Given request —
Write out every record below exactly as it appears.
══ Provided records ══
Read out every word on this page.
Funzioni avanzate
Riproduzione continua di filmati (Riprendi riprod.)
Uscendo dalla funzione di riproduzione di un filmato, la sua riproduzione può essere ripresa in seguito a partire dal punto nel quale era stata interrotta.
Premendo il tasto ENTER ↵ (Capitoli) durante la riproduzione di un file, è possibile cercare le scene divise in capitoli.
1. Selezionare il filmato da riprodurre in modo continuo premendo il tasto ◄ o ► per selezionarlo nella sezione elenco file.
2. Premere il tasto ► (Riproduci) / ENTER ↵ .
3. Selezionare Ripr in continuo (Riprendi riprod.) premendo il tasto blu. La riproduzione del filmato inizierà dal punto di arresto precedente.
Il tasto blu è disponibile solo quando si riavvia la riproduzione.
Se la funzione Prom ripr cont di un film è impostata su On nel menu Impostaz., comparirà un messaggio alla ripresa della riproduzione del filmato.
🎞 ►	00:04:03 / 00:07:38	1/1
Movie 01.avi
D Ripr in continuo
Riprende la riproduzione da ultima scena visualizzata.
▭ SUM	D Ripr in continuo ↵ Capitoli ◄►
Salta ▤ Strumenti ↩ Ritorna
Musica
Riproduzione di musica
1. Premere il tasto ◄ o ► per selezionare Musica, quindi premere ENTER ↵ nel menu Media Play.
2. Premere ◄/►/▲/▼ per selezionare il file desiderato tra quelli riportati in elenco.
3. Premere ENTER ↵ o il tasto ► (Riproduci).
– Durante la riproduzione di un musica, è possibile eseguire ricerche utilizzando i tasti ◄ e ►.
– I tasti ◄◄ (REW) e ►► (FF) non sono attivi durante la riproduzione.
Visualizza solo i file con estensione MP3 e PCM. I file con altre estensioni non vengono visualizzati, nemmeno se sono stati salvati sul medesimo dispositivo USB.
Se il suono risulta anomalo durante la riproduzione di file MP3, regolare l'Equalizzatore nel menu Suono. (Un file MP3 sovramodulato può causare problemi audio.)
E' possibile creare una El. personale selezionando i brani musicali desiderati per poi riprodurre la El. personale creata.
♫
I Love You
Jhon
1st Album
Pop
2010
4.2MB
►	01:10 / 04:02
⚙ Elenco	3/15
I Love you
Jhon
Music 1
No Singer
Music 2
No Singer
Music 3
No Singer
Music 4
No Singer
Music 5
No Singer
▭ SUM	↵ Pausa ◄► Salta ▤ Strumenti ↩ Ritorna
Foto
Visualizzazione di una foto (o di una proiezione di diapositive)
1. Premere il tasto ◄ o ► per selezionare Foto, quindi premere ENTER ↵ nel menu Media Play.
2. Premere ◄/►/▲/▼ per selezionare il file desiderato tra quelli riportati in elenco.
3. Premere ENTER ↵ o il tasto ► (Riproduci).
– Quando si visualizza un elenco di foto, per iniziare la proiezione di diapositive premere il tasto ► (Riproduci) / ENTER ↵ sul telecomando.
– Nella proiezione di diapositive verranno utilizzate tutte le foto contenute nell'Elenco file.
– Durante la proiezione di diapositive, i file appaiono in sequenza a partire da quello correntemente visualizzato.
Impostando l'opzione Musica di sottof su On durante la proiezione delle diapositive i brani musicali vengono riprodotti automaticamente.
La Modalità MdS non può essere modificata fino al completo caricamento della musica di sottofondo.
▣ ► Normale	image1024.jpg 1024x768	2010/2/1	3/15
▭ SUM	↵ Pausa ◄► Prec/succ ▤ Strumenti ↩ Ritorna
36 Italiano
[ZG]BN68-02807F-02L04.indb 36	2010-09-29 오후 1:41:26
═══
Answer to the task —
Read out every word on this page.
Funzioni avanzate
Riproduzione continua di filmati (Riprendi riprod.)
Uscendo dalla funzione di riproduzione di un filmato, la sua riproduzione può essere ripresa in seguito a partire dal punto nel quale era stata interrotta.
Premendo il tasto ENTER ↵ (Capitoli) durante la riproduzione di un file, è possibile cercare le scene divise in capitoli.
1. Selezionare il filmato da riprodurre in modo continuo premendo il tasto ◄ o ► per selezionarlo nella sezione elenco file.
2. Premere il tasto ► (Riproduci) / ENTER ↵ .
3. Selezionare Ripr in continuo (Riprendi riprod.) premendo il tasto blu. La riproduzione del filmato inizierà dal punto di arresto precedente.
Il tasto blu è disponibile solo quando si riavvia la riproduzione.
Se la funzione Prom ripr cont di un film è impostata su On nel menu Impostaz., comparirà un messaggio alla ripresa della riproduzione del filmato.
🎞 ►	00:04:03 / 00:07:38	1/1
Movie 01.avi
D Ripr in continuo
Riprende la riproduzione da ultima scena visualizzata.
▭ SUM	D Ripr in continuo ↵ Capitoli ◄►
Salta ▤ Strumenti ↩ Ritorna
Musica
Riproduzione di musica
1. Premere il tasto ◄ o ► per selezionare Musica, quindi premere ENTER ↵ nel menu Media Play.
2. Premere ◄/►/▲/▼ per selezionare il file desiderato tra quelli riportati in elenco.
3. Premere ENTER ↵ o il tasto ► (Riproduci).
– Durante la riproduzione di un musica, è possibile eseguire ricerche utilizzando i tasti ◄ e ►.
– I tasti ◄◄ (REW) e ►► (FF) non sono attivi durante la riproduzione.
Visualizza solo i file con estensione MP3 e PCM. I file con altre estensioni non vengono visualizzati, nemmeno se sono stati salvati sul medesimo dispositivo USB.
Se il suono risulta anomalo durante la riproduzione di file MP3, regolare l'Equalizzatore nel menu Suono. (Un file MP3 sovramodulato può causare problemi audio.)
E' possibile creare una El. personale selezionando i brani musicali desiderati per poi riprodurre la El. personale creata.
♫
I Love You
Jhon
1st Album
Pop
2010
4.2MB
►	01:10 / 04:02
⚙ Elenco	3/15
I Love you
Jhon
Music 1
No Singer
Music 2
No Singer
Music 3
No Singer
Music 4
No Singer
Music 5
No Singer
▭ SUM	↵ Pausa ◄► Salta ▤ Strumenti ↩ Ritorna
Foto
Visualizzazione di una foto (o di una proiezione di diapositive)
1. Premere il tasto ◄ o ► per selezionare Foto, quindi premere ENTER ↵ nel menu Media Play.
2. Premere ◄/►/▲/▼ per selezionare il file desiderato tra quelli riportati in elenco.
3. Premere ENTER ↵ o il tasto ► (Riproduci).
– Quando si visualizza un elenco di foto, per iniziare la proiezione di diapositive premere il tasto ► (Riproduci) / ENTER ↵ sul telecomando.
– Nella proiezione di diapositive verranno utilizzate tutte le foto contenute nell'Elenco file.
– Durante la proiezione di diapositive, i file appaiono in sequenza a partire da quello correntemente visualizzato.
Impostando l'opzione Musica di sottof su On durante la proiezione delle diapositive i brani musicali vengono riprodotti automaticamente.
La Modalità MdS non può essere modificata fino al completo caricamento della musica di sottofondo.
▣ ► Normale	image1024.jpg 1024x768	2010/2/1	3/15
▭ SUM	↵ Pausa ◄► Prec/succ ▤ Strumenti ↩ Ritorna
36 Italiano
[ZG]BN68-02807F-02L04.indb 36	2010-09-29 오후 1:41:26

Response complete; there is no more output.